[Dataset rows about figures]

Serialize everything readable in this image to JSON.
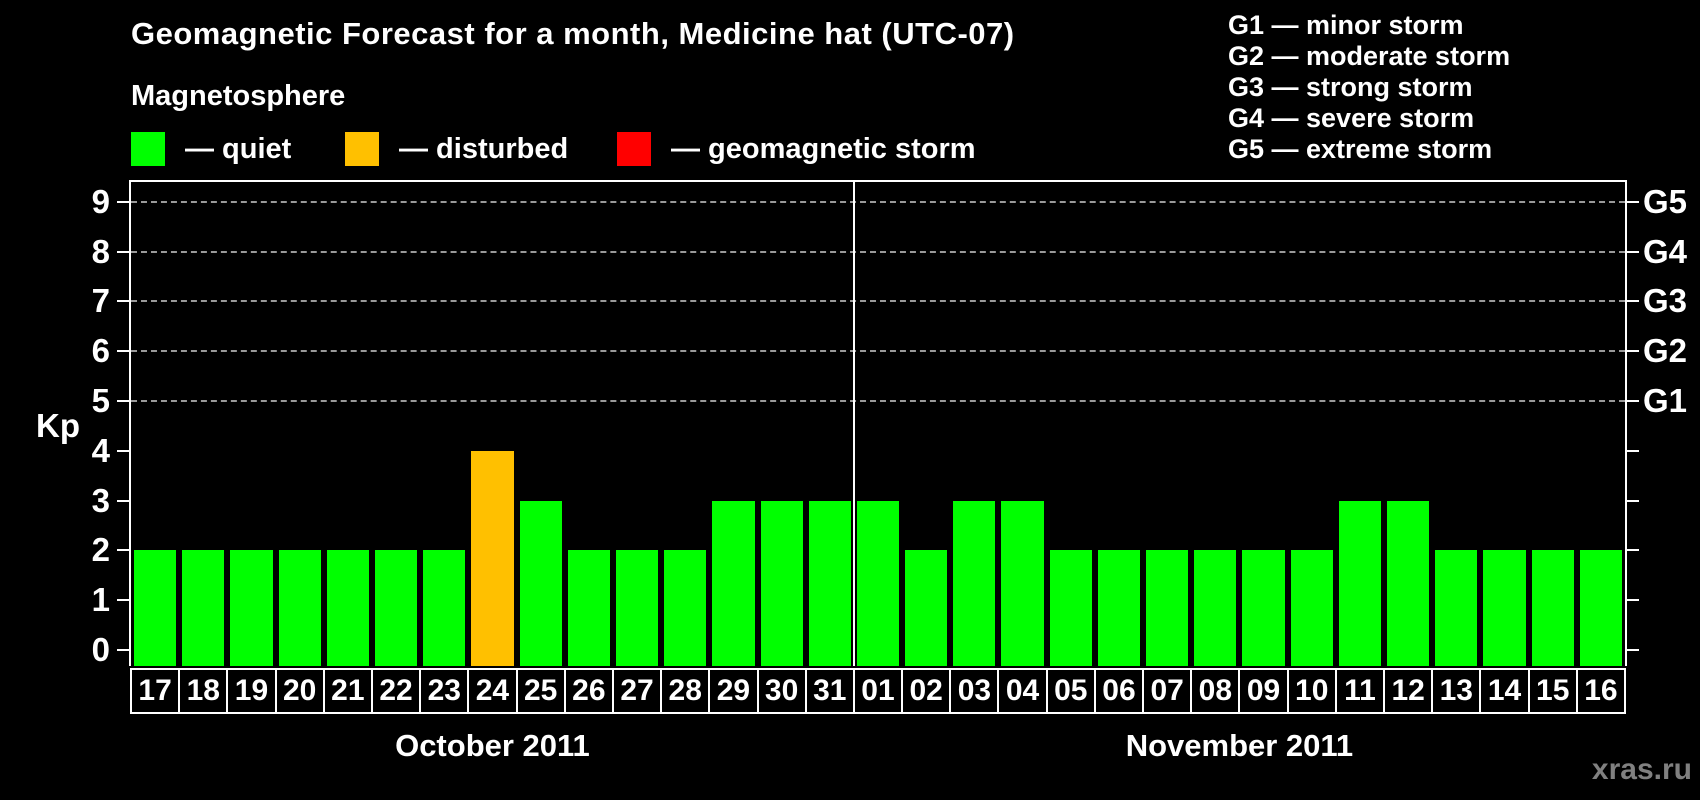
{
  "title": "Geomagnetic Forecast for a month, Medicine hat (UTC-07)",
  "subtitle": "Magnetosphere",
  "legend": {
    "items": [
      {
        "name": "quiet",
        "label": "— quiet",
        "color": "#00FF00"
      },
      {
        "name": "disturbed",
        "label": "— disturbed",
        "color": "#FFC000"
      },
      {
        "name": "storm",
        "label": "— geomagnetic storm",
        "color": "#FF0000"
      }
    ]
  },
  "g_legend": {
    "items": [
      {
        "label": "G1 — minor storm"
      },
      {
        "label": "G2 — moderate storm"
      },
      {
        "label": "G3 — strong storm"
      },
      {
        "label": "G4 — severe storm"
      },
      {
        "label": "G5 — extreme storm"
      }
    ]
  },
  "watermark": "xras.ru",
  "chart_data": {
    "type": "bar",
    "title": "Geomagnetic Forecast for a month, Medicine hat (UTC-07)",
    "ylabel": "Kp",
    "ylim": [
      0,
      9.6
    ],
    "y_ticks": [
      0,
      1,
      2,
      3,
      4,
      5,
      6,
      7,
      8,
      9
    ],
    "grid": "horizontal dashed gridlines at Kp 5,6,7,8,9 only",
    "legend_position": "top",
    "right_axis": [
      {
        "label": "G1",
        "kp": 5
      },
      {
        "label": "G2",
        "kp": 6
      },
      {
        "label": "G3",
        "kp": 7
      },
      {
        "label": "G4",
        "kp": 8
      },
      {
        "label": "G5",
        "kp": 9
      }
    ],
    "bar_colors": {
      "quiet": "#00FF00",
      "disturbed": "#FFC000",
      "storm": "#FF0000"
    },
    "groups": [
      {
        "month_label": "October 2011",
        "days": [
          "17",
          "18",
          "19",
          "20",
          "21",
          "22",
          "23",
          "24",
          "25",
          "26",
          "27",
          "28",
          "29",
          "30",
          "31"
        ],
        "values": [
          2,
          2,
          2,
          2,
          2,
          2,
          2,
          4,
          3,
          2,
          2,
          2,
          3,
          3,
          3
        ],
        "statuses": [
          "quiet",
          "quiet",
          "quiet",
          "quiet",
          "quiet",
          "quiet",
          "quiet",
          "disturbed",
          "quiet",
          "quiet",
          "quiet",
          "quiet",
          "quiet",
          "quiet",
          "quiet"
        ]
      },
      {
        "month_label": "November 2011",
        "days": [
          "01",
          "02",
          "03",
          "04",
          "05",
          "06",
          "07",
          "08",
          "09",
          "10",
          "11",
          "12",
          "13",
          "14",
          "15",
          "16"
        ],
        "values": [
          3,
          2,
          3,
          3,
          2,
          2,
          2,
          2,
          2,
          2,
          3,
          3,
          2,
          2,
          2,
          2
        ],
        "statuses": [
          "quiet",
          "quiet",
          "quiet",
          "quiet",
          "quiet",
          "quiet",
          "quiet",
          "quiet",
          "quiet",
          "quiet",
          "quiet",
          "quiet",
          "quiet",
          "quiet",
          "quiet",
          "quiet"
        ]
      }
    ]
  }
}
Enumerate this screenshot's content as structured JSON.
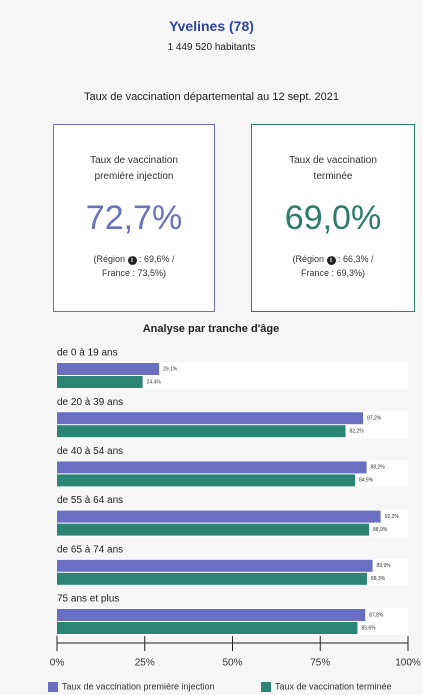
{
  "header": {
    "title": "Yvelines (78)",
    "population": "1 449 520 habitants",
    "subtitle": "Taux de vaccination départemental au 12 sept. 2021"
  },
  "cards": [
    {
      "label": "Taux de vaccination première injection",
      "value": "72,7%",
      "note_start": "(Région",
      "note_end": ": 69,6% / France : 73,5%)"
    },
    {
      "label": "Taux de vaccination terminée",
      "value": "69,0%",
      "note_start": "(Région",
      "note_end": ": 66,3% / France : 69,3%)"
    }
  ],
  "chart_data": {
    "type": "bar",
    "orientation": "horizontal",
    "title": "Analyse par tranche d'âge",
    "categories": [
      "de 0 à 19 ans",
      "de 20 à 39 ans",
      "de 40 à 54 ans",
      "de 55 à 64 ans",
      "de 65 à 74 ans",
      "75 ans et plus"
    ],
    "series": [
      {
        "name": "Taux de vaccination première injection",
        "color": "#6a6fc4",
        "values": [
          29.1,
          87.2,
          88.2,
          92.2,
          89.9,
          87.8
        ],
        "value_labels": [
          "29,1%",
          "87,2%",
          "88,2%",
          "92,2%",
          "89,9%",
          "87,8%"
        ]
      },
      {
        "name": "Taux de vaccination terminée",
        "color": "#2b8573",
        "values": [
          24.4,
          82.2,
          84.9,
          88.9,
          88.3,
          85.6
        ],
        "value_labels": [
          "24,4%",
          "82,2%",
          "84,9%",
          "88,9%",
          "88,3%",
          "85,6%"
        ]
      }
    ],
    "xlim": [
      0,
      100
    ],
    "xticks": [
      {
        "value": 0,
        "label": "0%"
      },
      {
        "value": 25,
        "label": "25%"
      },
      {
        "value": 50,
        "label": "50%"
      },
      {
        "value": 75,
        "label": "75%"
      },
      {
        "value": 100,
        "label": "100%"
      }
    ]
  }
}
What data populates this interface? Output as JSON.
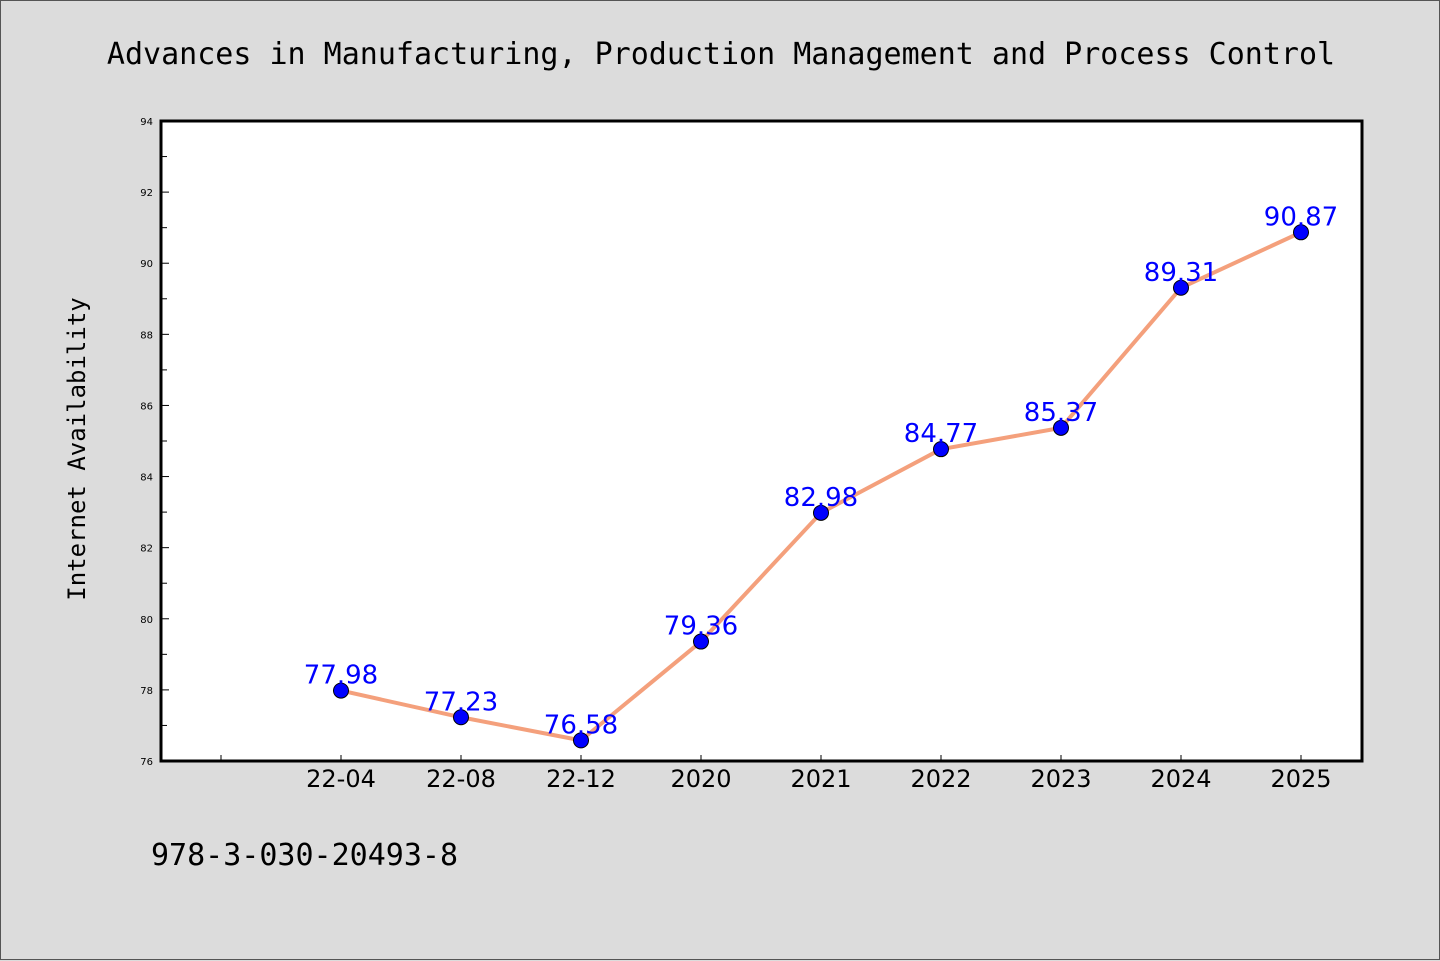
{
  "footer_text": "978-3-030-20493-8",
  "colors": {
    "background": "#dcdcdc",
    "plot_area": "#ffffff",
    "line": "#f4a07c",
    "marker": "#0000ff",
    "data_label": "#0000ff"
  },
  "chart_data": {
    "type": "line",
    "title": "Advances in Manufacturing, Production Management and Process Control",
    "xlabel": "",
    "ylabel": "Internet Availability",
    "categories": [
      "22-04",
      "22-08",
      "22-12",
      "2020",
      "2021",
      "2022",
      "2023",
      "2024",
      "2025"
    ],
    "series": [
      {
        "values": [
          77.98,
          77.23,
          76.58,
          79.36,
          82.98,
          84.77,
          85.37,
          89.31,
          90.87
        ],
        "data_labels": [
          "77.98",
          "77.23",
          "76.58",
          "79.36",
          "82.98",
          "84.77",
          "85.37",
          "89.31",
          "90.87"
        ]
      }
    ],
    "ylim": [
      76,
      94
    ],
    "yticks": [
      "76",
      "78",
      "80",
      "82",
      "84",
      "86",
      "88",
      "90",
      "92",
      "94"
    ],
    "grid": false,
    "legend": "none"
  }
}
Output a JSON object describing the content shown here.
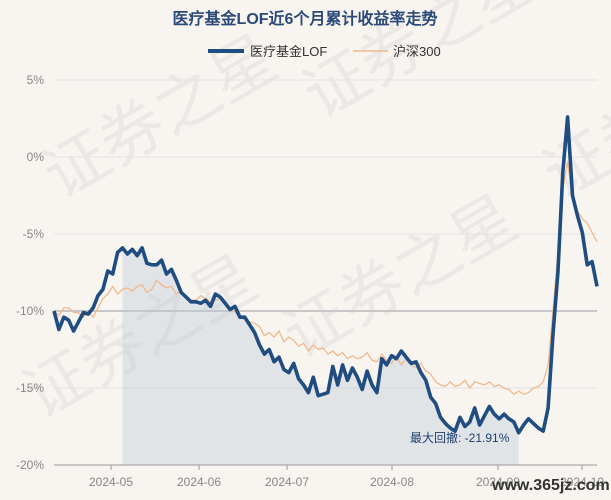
{
  "chart_data": {
    "type": "line",
    "title": "医疗基金LOF近6个月累计收益率走势",
    "legend": [
      "医疗基金LOF",
      "沪深300"
    ],
    "legend_position": "top",
    "x_ticks": [
      "2024-05",
      "2024-06",
      "2024-07",
      "2024-08",
      "2024-09",
      "2024-10"
    ],
    "y_ticks": [
      "5%",
      "0%",
      "-5%",
      "-10%",
      "-15%",
      "-20%"
    ],
    "ylim": [
      -20,
      6
    ],
    "grid": "horizontal",
    "max_drawdown_label": "最大回撤: -21.91%",
    "watermark": "证券之星",
    "site_watermark": "www.365jz.com",
    "series": [
      {
        "name": "医疗基金LOF",
        "color": "#1f4d82",
        "values": [
          -10.0,
          -11.2,
          -10.4,
          -10.6,
          -11.3,
          -10.7,
          -10.1,
          -10.2,
          -9.8,
          -9.0,
          -8.6,
          -7.4,
          -7.6,
          -6.2,
          -5.9,
          -6.3,
          -6.0,
          -6.4,
          -5.9,
          -6.9,
          -7.0,
          -7.0,
          -6.7,
          -7.6,
          -7.3,
          -8.0,
          -8.8,
          -9.1,
          -9.4,
          -9.4,
          -9.5,
          -9.3,
          -9.7,
          -8.9,
          -9.1,
          -9.5,
          -9.9,
          -9.7,
          -10.4,
          -10.4,
          -10.9,
          -11.4,
          -12.2,
          -12.8,
          -12.5,
          -13.3,
          -13.0,
          -13.8,
          -14.0,
          -13.4,
          -14.4,
          -14.8,
          -15.3,
          -14.3,
          -15.5,
          -15.4,
          -15.3,
          -13.6,
          -14.8,
          -13.5,
          -14.5,
          -13.7,
          -14.3,
          -15.1,
          -13.9,
          -14.8,
          -15.3,
          -13.1,
          -13.5,
          -12.9,
          -13.1,
          -12.6,
          -13.0,
          -13.4,
          -13.3,
          -14.0,
          -14.5,
          -15.6,
          -16.0,
          -16.9,
          -17.3,
          -17.6,
          -17.8,
          -16.9,
          -17.5,
          -17.2,
          -16.3,
          -17.4,
          -16.8,
          -16.2,
          -16.7,
          -17.0,
          -16.7,
          -17.0,
          -17.2,
          -17.9,
          -17.4,
          -17.0,
          -17.3,
          -17.6,
          -17.8,
          -16.3,
          -11.5,
          -7.5,
          -1.0,
          2.6,
          -2.5,
          -3.8,
          -4.9,
          -7.0,
          -6.8,
          -8.4
        ]
      },
      {
        "name": "沪深300",
        "color": "#f2b88e",
        "values": [
          -10.0,
          -10.3,
          -9.8,
          -9.8,
          -10.1,
          -10.1,
          -10.4,
          -10.0,
          -10.4,
          -9.8,
          -9.2,
          -8.9,
          -8.4,
          -8.9,
          -8.6,
          -8.5,
          -8.7,
          -8.4,
          -8.3,
          -8.8,
          -8.6,
          -8.0,
          -8.3,
          -8.5,
          -8.4,
          -8.9,
          -8.7,
          -9.2,
          -9.3,
          -9.3,
          -9.0,
          -9.2,
          -9.4,
          -9.3,
          -9.2,
          -9.6,
          -9.8,
          -10.1,
          -10.3,
          -10.6,
          -10.7,
          -10.8,
          -11.0,
          -11.6,
          -11.4,
          -11.7,
          -11.3,
          -12.0,
          -11.7,
          -11.9,
          -12.3,
          -12.1,
          -12.6,
          -12.2,
          -12.5,
          -12.4,
          -12.8,
          -12.6,
          -12.9,
          -12.7,
          -13.1,
          -12.9,
          -13.1,
          -13.0,
          -12.7,
          -13.2,
          -13.3,
          -12.8,
          -13.2,
          -13.4,
          -13.0,
          -13.5,
          -13.1,
          -13.5,
          -13.7,
          -13.4,
          -13.9,
          -14.1,
          -14.6,
          -14.8,
          -14.9,
          -14.6,
          -14.9,
          -14.8,
          -14.5,
          -15.0,
          -14.6,
          -14.7,
          -14.8,
          -14.6,
          -14.9,
          -14.8,
          -15.0,
          -15.1,
          -15.4,
          -15.2,
          -15.4,
          -15.3,
          -15.0,
          -14.9,
          -14.6,
          -13.5,
          -10.0,
          -6.2,
          -2.0,
          -0.3,
          -2.8,
          -3.5,
          -4.0,
          -4.3,
          -4.9,
          -5.5
        ]
      }
    ]
  }
}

▶ _What this task involves_
Copy every line of the records above that contains "JSON".

▶ _Full response_
Serialize everything readable in this image to JSON.
Enumerate this screenshot's content as structured JSON.
What data populates this interface? Output as JSON.
Output a JSON object describing the content shown here.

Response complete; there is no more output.